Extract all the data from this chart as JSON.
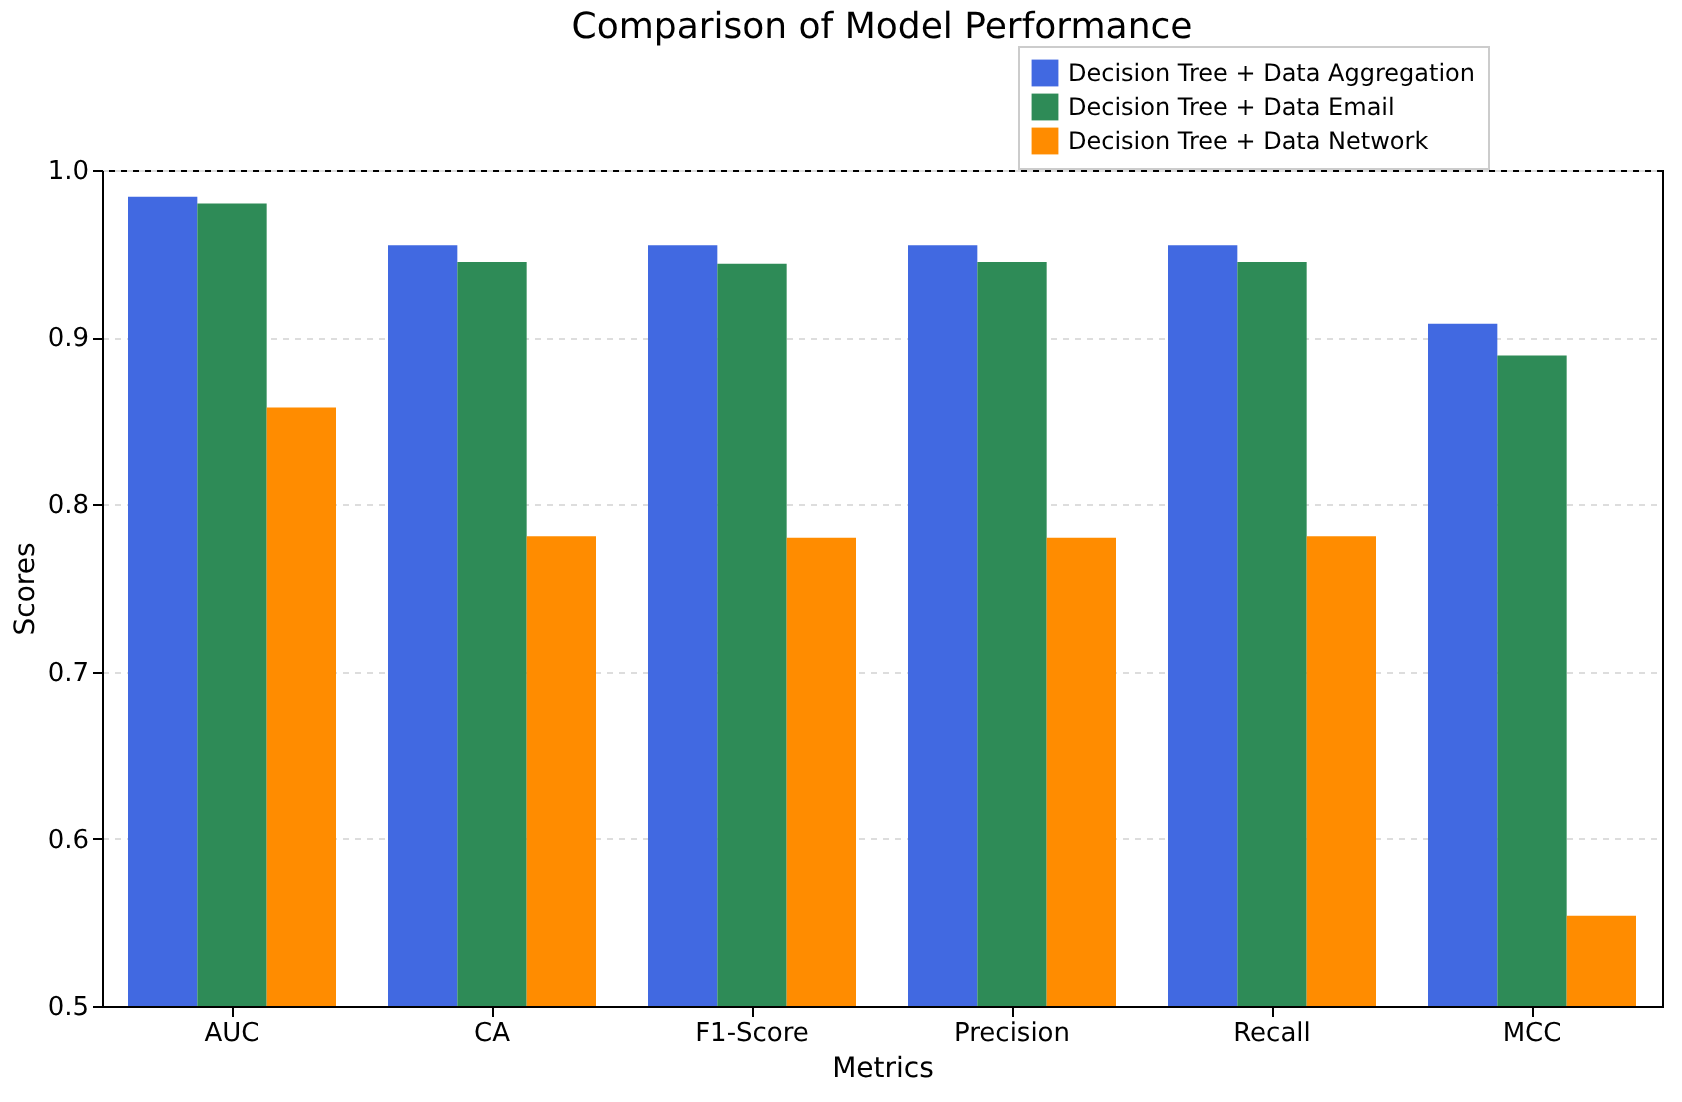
{
  "chart_data": {
    "type": "bar",
    "title": "Comparison of Model Performance",
    "xlabel": "Metrics",
    "ylabel": "Scores",
    "categories": [
      "AUC",
      "CA",
      "F1-Score",
      "Precision",
      "Recall",
      "MCC"
    ],
    "series": [
      {
        "name": "Decision Tree + Data Aggregation",
        "color": "#4169e1",
        "values": [
          0.984,
          0.955,
          0.955,
          0.955,
          0.955,
          0.908
        ]
      },
      {
        "name": "Decision Tree + Data Email",
        "color": "#2e8b57",
        "values": [
          0.98,
          0.945,
          0.944,
          0.945,
          0.945,
          0.889
        ]
      },
      {
        "name": "Decision Tree + Data Network",
        "color": "#ff8c00",
        "values": [
          0.858,
          0.781,
          0.78,
          0.78,
          0.781,
          0.554
        ]
      }
    ],
    "ylim": [
      0.5,
      1.0
    ],
    "yticks": [
      0.5,
      0.6,
      0.7,
      0.8,
      0.9,
      {
        "value": 1,
        "label": "1.0"
      }
    ],
    "grid": "y",
    "legend": "top right"
  }
}
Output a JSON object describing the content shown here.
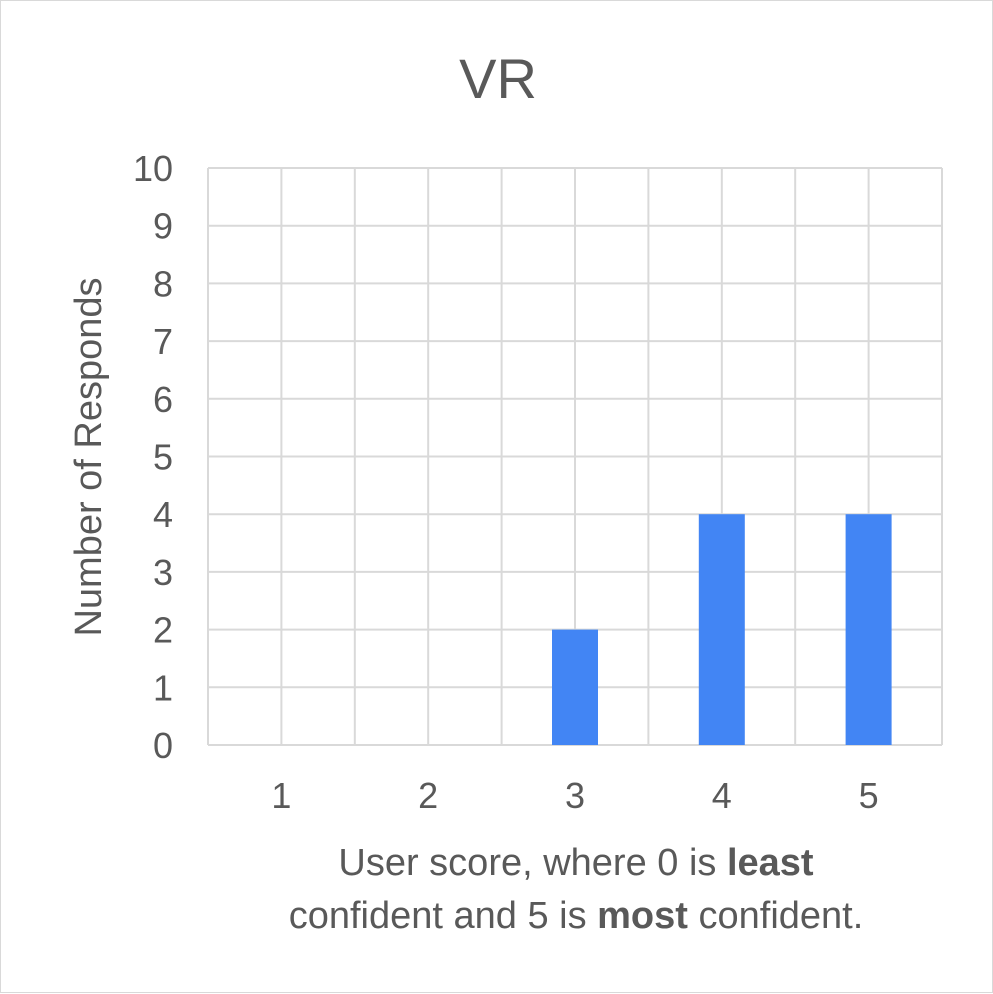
{
  "chart_data": {
    "type": "bar",
    "title": "VR",
    "ylabel": "Number of Responds",
    "xlabel": {
      "line1_before": "User score, where 0 is ",
      "line1_bold": "least",
      "line2_before": "confident and 5 is ",
      "line2_bold": "most",
      "line2_after": " confident."
    },
    "categories": [
      "1",
      "2",
      "3",
      "4",
      "5"
    ],
    "values": [
      0,
      0,
      2,
      4,
      4
    ],
    "ylim": [
      0,
      10
    ],
    "yticks": [
      0,
      1,
      2,
      3,
      4,
      5,
      6,
      7,
      8,
      9,
      10
    ],
    "grid": true,
    "legend": "none",
    "colors": {
      "bar": "#4285f4",
      "grid": "#d9d9d9",
      "text": "#595959",
      "frame": "#d9d9d9"
    }
  }
}
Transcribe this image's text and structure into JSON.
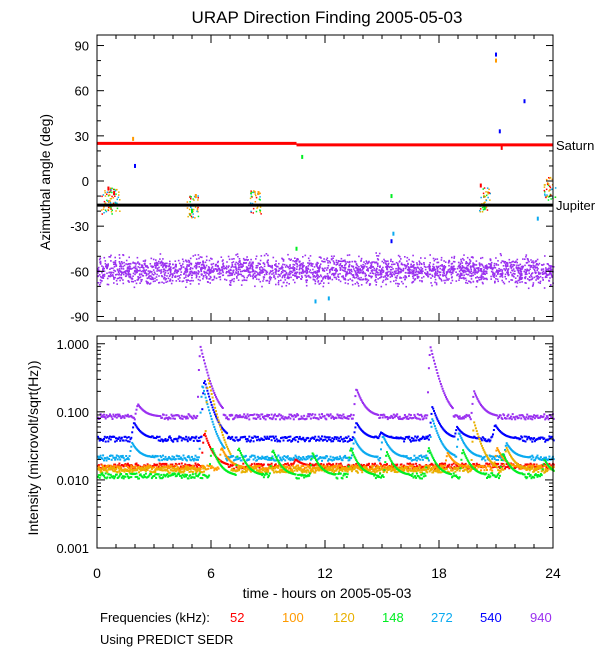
{
  "chart_data": [
    {
      "type": "scatter",
      "title": "URAP Direction Finding  2005-05-03",
      "xlabel": "",
      "ylabel": "Azimuthal angle (deg)",
      "xlim": [
        0,
        24
      ],
      "ylim": [
        -93,
        97
      ],
      "yticks": [
        90,
        60,
        30,
        0,
        -30,
        -60,
        -90
      ],
      "reference_lines": [
        {
          "name": "Saturn",
          "color": "#ff0000",
          "segments": [
            {
              "x": [
                0,
                10.5
              ],
              "y": 25
            },
            {
              "x": [
                10.5,
                24
              ],
              "y": 24
            }
          ]
        },
        {
          "name": "Jupiter",
          "color": "#000000",
          "segments": [
            {
              "x": [
                0,
                24
              ],
              "y": -16
            }
          ]
        }
      ],
      "series": [
        {
          "name": "940",
          "color": "#9a30f0",
          "pattern": "dense band",
          "y_center": -59,
          "y_spread": 8
        },
        {
          "name": "540",
          "color": "#0000ff",
          "points": [
            [
              2,
              10
            ],
            [
              21,
              84
            ],
            [
              21.2,
              33
            ],
            [
              22.5,
              53
            ],
            [
              15.5,
              -40
            ]
          ]
        },
        {
          "name": "52",
          "color": "#ff0000",
          "points": [
            [
              0.6,
              -5
            ],
            [
              0.9,
              -8
            ],
            [
              21.3,
              22
            ],
            [
              20.2,
              -3
            ]
          ]
        },
        {
          "name": "100",
          "color": "#ff9a00",
          "points": [
            [
              1.9,
              28
            ],
            [
              21,
              80
            ],
            [
              5.2,
              -10
            ],
            [
              8.5,
              -8
            ]
          ]
        },
        {
          "name": "148",
          "color": "#00ee22",
          "points": [
            [
              10.8,
              16
            ],
            [
              5,
              -20
            ],
            [
              20.4,
              -18
            ],
            [
              15.5,
              -10
            ],
            [
              10.5,
              -45
            ]
          ]
        },
        {
          "name": "272",
          "color": "#0aaaf0",
          "points": [
            [
              11.5,
              -80
            ],
            [
              12.2,
              -78
            ],
            [
              15.6,
              -35
            ],
            [
              23.2,
              -25
            ]
          ]
        }
      ]
    },
    {
      "type": "line",
      "title": "",
      "xlabel": "time - hours on 2005-05-03",
      "ylabel": "Intensity (microvolt/sqrt(Hz))",
      "xlim": [
        0,
        24
      ],
      "yscale": "log",
      "ylim": [
        0.001,
        1.3
      ],
      "yticks": [
        "1.000",
        "0.100",
        "0.010",
        "0.001"
      ],
      "xticks": [
        0,
        6,
        12,
        18,
        24
      ],
      "series": [
        {
          "name": "940",
          "color": "#9a30f0",
          "baseline": 0.085,
          "spikes": [
            [
              2.1,
              0.13
            ],
            [
              5.4,
              0.9
            ],
            [
              13.6,
              0.22
            ],
            [
              17.5,
              0.9
            ],
            [
              19.8,
              0.2
            ]
          ]
        },
        {
          "name": "540",
          "color": "#0000ff",
          "baseline": 0.04,
          "spikes": [
            [
              1.9,
              0.07
            ],
            [
              5.6,
              0.3
            ],
            [
              13.6,
              0.07
            ],
            [
              14.9,
              0.05
            ],
            [
              17.6,
              0.12
            ],
            [
              18.9,
              0.06
            ],
            [
              20.9,
              0.065
            ]
          ]
        },
        {
          "name": "272",
          "color": "#0aaaf0",
          "baseline": 0.021,
          "spikes": [
            [
              1.8,
              0.035
            ],
            [
              5.5,
              0.25
            ],
            [
              13.5,
              0.04
            ],
            [
              15,
              0.045
            ],
            [
              17.6,
              0.08
            ],
            [
              19,
              0.05
            ],
            [
              21.5,
              0.035
            ]
          ]
        },
        {
          "name": "52",
          "color": "#ff0000",
          "baseline": 0.016,
          "spikes": [
            [
              5.6,
              0.05
            ],
            [
              10.4,
              0.02
            ]
          ]
        },
        {
          "name": "100",
          "color": "#ff9a00",
          "baseline": 0.015,
          "spikes": [
            [
              6.5,
              0.03
            ],
            [
              18.4,
              0.025
            ],
            [
              21,
              0.03
            ]
          ]
        },
        {
          "name": "120",
          "color": "#e8b000",
          "baseline": 0.014,
          "spikes": [
            [
              5.8,
              0.3
            ],
            [
              19.8,
              0.07
            ],
            [
              21.5,
              0.03
            ]
          ]
        },
        {
          "name": "148",
          "color": "#00ee22",
          "baseline": 0.0115,
          "spikes": [
            [
              6,
              0.03
            ],
            [
              7.4,
              0.03
            ],
            [
              9.2,
              0.028
            ],
            [
              11.3,
              0.025
            ],
            [
              13.3,
              0.03
            ],
            [
              15.2,
              0.026
            ],
            [
              17.4,
              0.03
            ],
            [
              19.2,
              0.028
            ],
            [
              21.3,
              0.025
            ],
            [
              23.5,
              0.02
            ]
          ]
        }
      ]
    }
  ],
  "legend": {
    "label": "Frequencies (kHz):",
    "items": [
      {
        "text": "52",
        "color": "#ff0000"
      },
      {
        "text": "100",
        "color": "#ff9a00"
      },
      {
        "text": "120",
        "color": "#e8b000"
      },
      {
        "text": "148",
        "color": "#00ee22"
      },
      {
        "text": "272",
        "color": "#0aaaf0"
      },
      {
        "text": "540",
        "color": "#0000ff"
      },
      {
        "text": "940",
        "color": "#9a30f0"
      }
    ]
  },
  "footer_note": "Using PREDICT SEDR"
}
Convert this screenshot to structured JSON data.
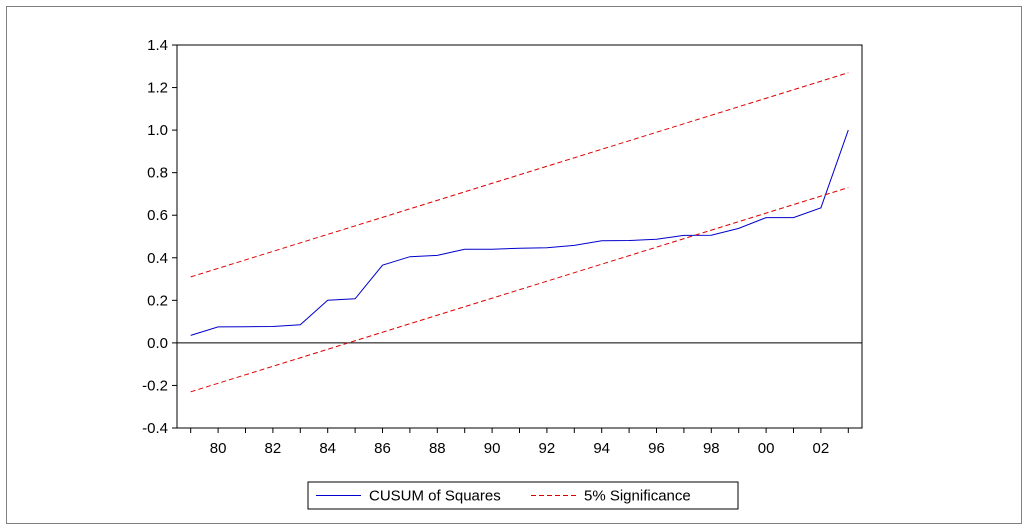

### Exercise prompt
Show the lines of the records that include the string "JSON".

### Solution to this task
Extract all the data from this chart as JSON.
Output a JSON object describing the content shown here.
Transcribe this image's text and structure into JSON.
Convert this screenshot to structured JSON data.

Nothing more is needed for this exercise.